Task directions: Will you give every entry again exactly as it stands?

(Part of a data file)
** start **
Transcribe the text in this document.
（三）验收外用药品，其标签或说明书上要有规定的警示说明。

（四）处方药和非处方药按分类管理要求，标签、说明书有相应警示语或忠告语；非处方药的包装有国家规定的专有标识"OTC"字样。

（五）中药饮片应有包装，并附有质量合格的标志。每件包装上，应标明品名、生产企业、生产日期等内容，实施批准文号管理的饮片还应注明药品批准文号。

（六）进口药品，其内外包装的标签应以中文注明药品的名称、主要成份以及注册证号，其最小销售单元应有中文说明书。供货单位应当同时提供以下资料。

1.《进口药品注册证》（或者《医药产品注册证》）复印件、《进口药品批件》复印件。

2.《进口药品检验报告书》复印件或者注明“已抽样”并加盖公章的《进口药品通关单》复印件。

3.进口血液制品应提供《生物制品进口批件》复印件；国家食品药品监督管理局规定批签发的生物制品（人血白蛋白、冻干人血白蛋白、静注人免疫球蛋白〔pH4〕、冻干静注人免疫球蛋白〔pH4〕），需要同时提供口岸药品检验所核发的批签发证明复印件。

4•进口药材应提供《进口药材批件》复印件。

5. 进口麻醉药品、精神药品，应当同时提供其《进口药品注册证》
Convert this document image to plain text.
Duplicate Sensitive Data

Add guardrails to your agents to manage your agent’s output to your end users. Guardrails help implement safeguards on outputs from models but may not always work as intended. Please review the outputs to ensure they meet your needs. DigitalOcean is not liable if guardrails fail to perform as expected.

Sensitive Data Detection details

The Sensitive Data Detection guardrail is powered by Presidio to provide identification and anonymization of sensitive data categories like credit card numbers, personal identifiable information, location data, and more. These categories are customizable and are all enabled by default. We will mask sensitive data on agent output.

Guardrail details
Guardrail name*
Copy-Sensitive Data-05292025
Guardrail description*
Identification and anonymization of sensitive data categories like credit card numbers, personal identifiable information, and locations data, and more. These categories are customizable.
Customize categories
** end **
Task response:
Transcribe the text in this document.
（三）验收外用药品，其标签或说明书上要有规定的警示说明。

（四）处方药和非处方药按分类管理要求，标签、说明书有相应警示语或忠告语；非处方药的包装有国家规定的专有标识"OTC"字样。

（五）中药饮片应有包装，并附有质量合格的标志。每件包装上，应标明品名、生产企业、生产日期等内容，实施批准文号管理的饮片还应注明药品批准文号。

（六）进口药品，其内外包装的标签应以中文注明药品的名称、主要成份以及注册证号，其最小销售单元应有中文说明书。供货单位应当同时提供以下资料。

1.《进口药品注册证》（或者《医药产品注册证》）复印件、《进口药品批件》复印件。

2.《进口药品检验报告书》复印件或者注明“已抽样”并加盖公章的《进口药品通关单》复印件。

3.进口血液制品应提供《生物制品进口批件》复印件；国家食品药品监督管理局规定批签发的生物制品（人血白蛋白、冻干人血白蛋白、静注人免疫球蛋白〔pH4〕、冻干静注人免疫球蛋白〔pH4〕），需要同时提供口岸药品检验所核发的批签发证明复印件。

4•进口药材应提供《进口药材批件》复印件。

5. 进口麻醉药品、精神药品，应当同时提供其《进口药品注册证》
Convert this document image to plain text.
Duplicate Sensitive Data

Add guardrails to your agents to manage your agent’s output to your end users. Guardrails help implement safeguards on outputs from models but may not always work as intended. Please review the outputs to ensure they meet your needs. DigitalOcean is not liable if guardrails fail to perform as expected.

Sensitive Data Detection details

The Sensitive Data Detection guardrail is powered by Presidio to provide identification and anonymization of sensitive data categories like credit card numbers, personal identifiable information, location data, and more. These categories are customizable and are all enabled by default. We will mask sensitive data on agent output.

Guardrail details
Guardrail name*
Copy-Sensitive Data-05292025
Guardrail description*
Identification and anonymization of sensitive data categories like credit card numbers, personal identifiable information, and locations data, and more. These categories are customizable.
Customize categories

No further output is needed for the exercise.